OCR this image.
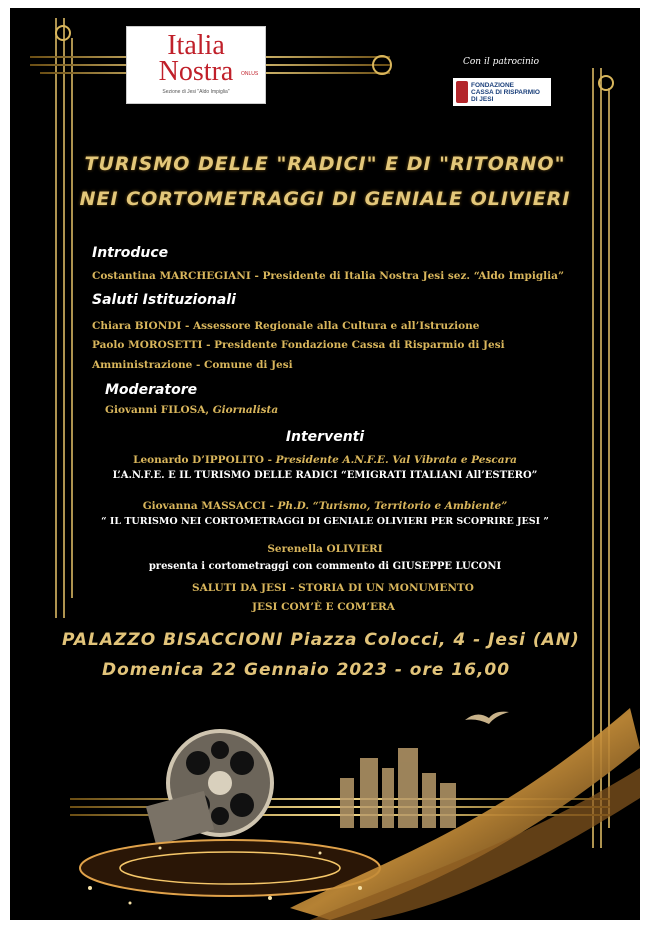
Italia
Nostra	ONLUS
Sezione di Jesi "Aldo Impiglia"
Con il patrocinio
FONDAZIONE
CASSA DI RISPARMIO
DI JESI
TURISMO DELLE "RADICI" E DI "RITORNO"
NEI CORTOMETRAGGI DI GENIALE OLIVIERI
Introduce
Costantina MARCHEGIANI - Presidente di Italia Nostra Jesi sez. “Aldo Impiglia”
Saluti Istituzionali
Chiara BIONDI - Assessore Regionale alla Cultura e all’Istruzione
Paolo MOROSETTI - Presidente Fondazione Cassa di Risparmio di Jesi
Amministrazione - Comune di Jesi
Moderatore
Giovanni FILOSA, Giornalista
Interventi
Leonardo D’IPPOLITO - Presidente A.N.F.E. Val Vibrata e Pescara
L’A.N.F.E. E IL TURISMO DELLE RADICI “EMIGRATI ITALIANI All’ESTERO”
Giovanna MASSACCI - Ph.D. “Turismo, Territorio e Ambiente”
“ IL TURISMO NEI CORTOMETRAGGI DI GENIALE OLIVIERI PER SCOPRIRE JESI ”
Serenella OLIVIERI
presenta i cortometraggi con commento di GIUSEPPE LUCONI
SALUTI DA JESI - STORIA DI UN MONUMENTO
JESI COM’È E COM’ERA
PALAZZO BISACCIONI Piazza Colocci, 4 - Jesi (AN)
Domenica 22 Gennaio 2023 - ore 16,00
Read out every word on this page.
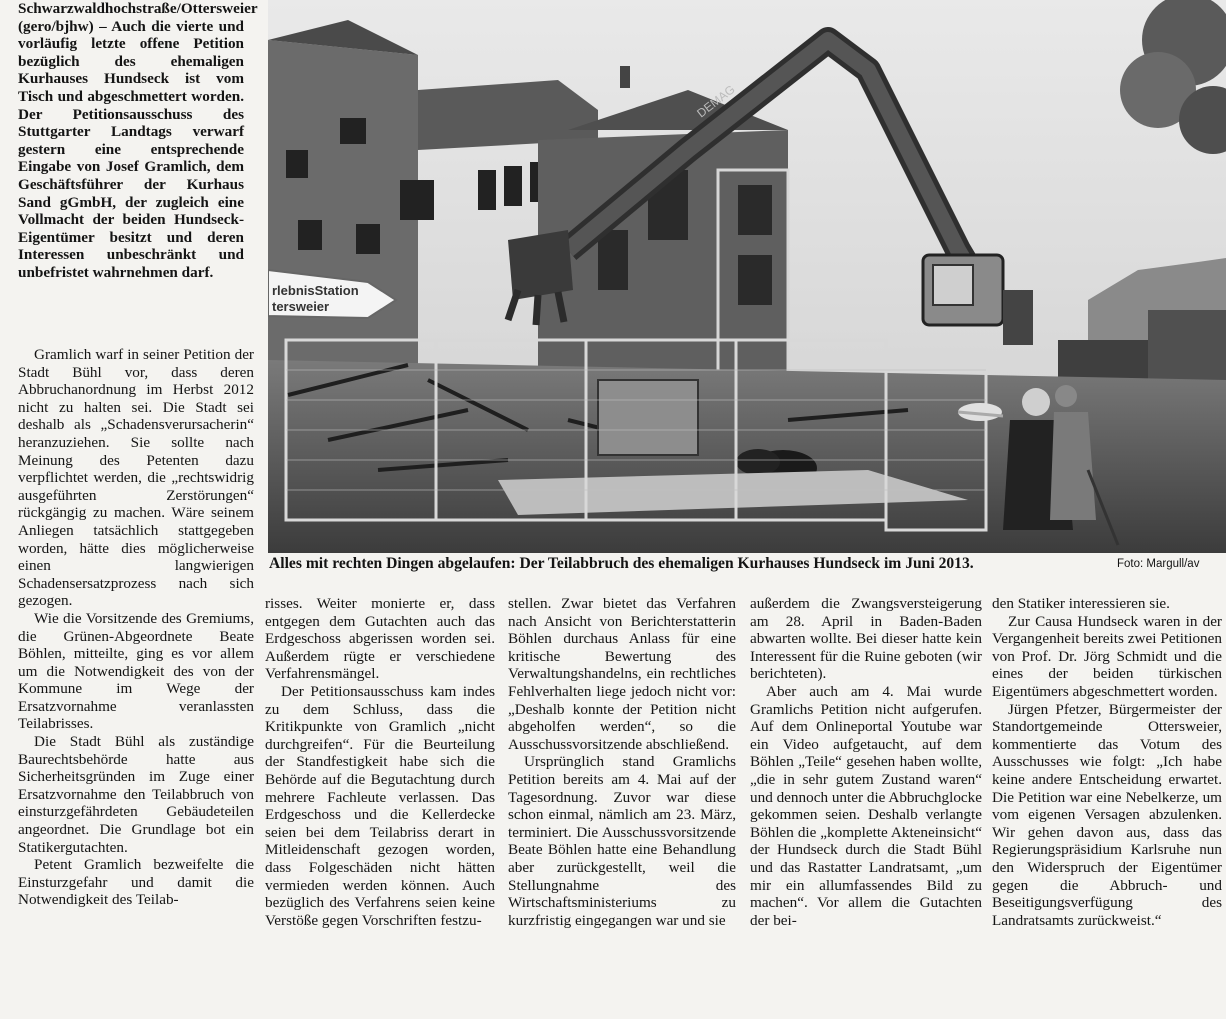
Schwarzwaldhochstraße/Ottersweier (gero/bjhw) – Auch die vierte und vorläufig letzte offene Petition bezüglich des ehemaligen Kurhauses Hundseck ist vom Tisch und abgeschmettert worden. Der Petitionsausschuss des Stuttgarter Landtags verwarf gestern eine entsprechende Eingabe von Josef Gramlich, dem Geschäftsführer der Kurhaus Sand gGmbH, der zugleich eine Vollmacht der beiden Hundseck-Eigentümer besitzt und deren Interessen unbeschränkt und unbefristet wahrnehmen darf.

Gramlich warf in seiner Petition der Stadt Bühl vor, dass deren Abbruchanordnung im Herbst 2012 nicht zu halten sei. Die Stadt sei deshalb als „Schadensverursacherin“ heranzuziehen. Sie sollte nach Meinung des Petenten dazu verpflichtet werden, die „rechtswidrig ausgeführten Zerstörungen“ rückgängig zu machen. Wäre seinem Anliegen tatsächlich stattgegeben worden, hätte dies möglicherweise einen langwierigen Schadensersatzprozess nach sich gezogen.

Wie die Vorsitzende des Gremiums, die Grünen-Abgeordnete Beate Böhlen, mitteilte, ging es vor allem um die Notwendigkeit des von der Kommune im Wege der Ersatzvornahme veranlassten Teilabrisses.

Die Stadt Bühl als zuständige Baurechtsbehörde hatte aus Sicherheitsgründen im Zuge einer Ersatzvornahme den Teilabbruch von einsturzgefährdeten Gebäudeteilen angeordnet. Die Grundlage bot ein Statikergutachten.

Petent Gramlich bezweifelte die Einsturzgefahr und damit die Notwendigkeit des Teilab-

DEMAG
rlebnisStation
tersweier
Alles mit rechten Dingen abgelaufen: Der Teilabbruch des ehemaligen Kurhauses Hundseck im Juni 2013.	Foto: Margull/av

risses. Weiter monierte er, dass entgegen dem Gutachten auch das Erdgeschoss abgerissen worden sei. Außerdem rügte er verschiedene Verfahrensmängel.

Der Petitionsausschuss kam indes zu dem Schluss, dass die Kritikpunkte von Gramlich „nicht durchgreifen“. Für die Beurteilung der Standfestigkeit habe sich die Behörde auf die Begutachtung durch mehrere Fachleute verlassen. Das Erdgeschoss und die Kellerdecke seien bei dem Teilabriss derart in Mitleidenschaft gezogen worden, dass Folgeschäden nicht hätten vermieden werden können. Auch bezüglich des Verfahrens seien keine Verstöße gegen Vorschriften festzu-

stellen. Zwar bietet das Verfahren nach Ansicht von Berichterstatterin Böhlen durchaus Anlass für eine kritische Bewertung des Verwaltungshandelns, ein rechtliches Fehlverhalten liege jedoch nicht vor: „Deshalb konnte der Petition nicht abgeholfen werden“, so die Ausschussvorsitzende abschließend.

Ursprünglich stand Gramlichs Petition bereits am 4. Mai auf der Tagesordnung. Zuvor war diese schon einmal, nämlich am 23. März, terminiert. Die Ausschussvorsitzende Beate Böhlen hatte eine Behandlung aber zurückgestellt, weil die Stellungnahme des Wirtschaftsministeriums zu kurzfristig eingegangen war und sie

außerdem die Zwangsversteigerung am 28. April in Baden-Baden abwarten wollte. Bei dieser hatte kein Interessent für die Ruine geboten (wir berichteten).

Aber auch am 4. Mai wurde Gramlichs Petition nicht aufgerufen. Auf dem Onlineportal Youtube war ein Video aufgetaucht, auf dem Böhlen „Teile“ gesehen haben wollte, „die in sehr gutem Zustand waren“ und dennoch unter die Abbruchglocke gekommen seien. Deshalb verlangte Böhlen die „komplette Akteneinsicht“ der Hundseck durch die Stadt Bühl und das Rastatter Landratsamt, „um mir ein allumfassendes Bild zu machen“. Vor allem die Gutachten der bei-

den Statiker interessieren sie.

Zur Causa Hundseck waren in der Vergangenheit bereits zwei Petitionen von Prof. Dr. Jörg Schmidt und die eines der beiden türkischen Eigentümers abgeschmettert worden.

Jürgen Pfetzer, Bürgermeister der Standortgemeinde Ottersweier, kommentierte das Votum des Ausschusses wie folgt: „Ich habe keine andere Entscheidung erwartet. Die Petition war eine Nebelkerze, um vom eigenen Versagen abzulenken. Wir gehen davon aus, dass das Regierungspräsidium Karlsruhe nun den Widerspruch der Eigentümer gegen die Abbruch- und Beseitigungsverfügung des Landratsamts zurückweist.“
☆ ☆ ☆ ☆
YOUR TASK:
Only lines that contain the word "Ausschussvorsitzende" are wanted; copy each of them.

TASK RESPONSE:
stellen. Zwar bietet das Verfahren nach Ansicht von Berichterstatterin Böhlen durchaus Anlass für eine kritische Bewertung des Verwaltungshandelns, ein rechtliches Fehlverhalten liege jedoch nicht vor: „Deshalb konnte der Petition nicht abgeholfen werden“, so die Ausschussvorsitzende abschließend.
Ursprünglich stand Gramlichs Petition bereits am 4. Mai auf der Tagesordnung. Zuvor war diese schon einmal, nämlich am 23. März, terminiert. Die Ausschussvorsitzende Beate Böhlen hatte eine Behandlung aber zurückgestellt, weil die Stellungnahme des Wirtschaftsministeriums zu kurzfristig eingegangen war und sie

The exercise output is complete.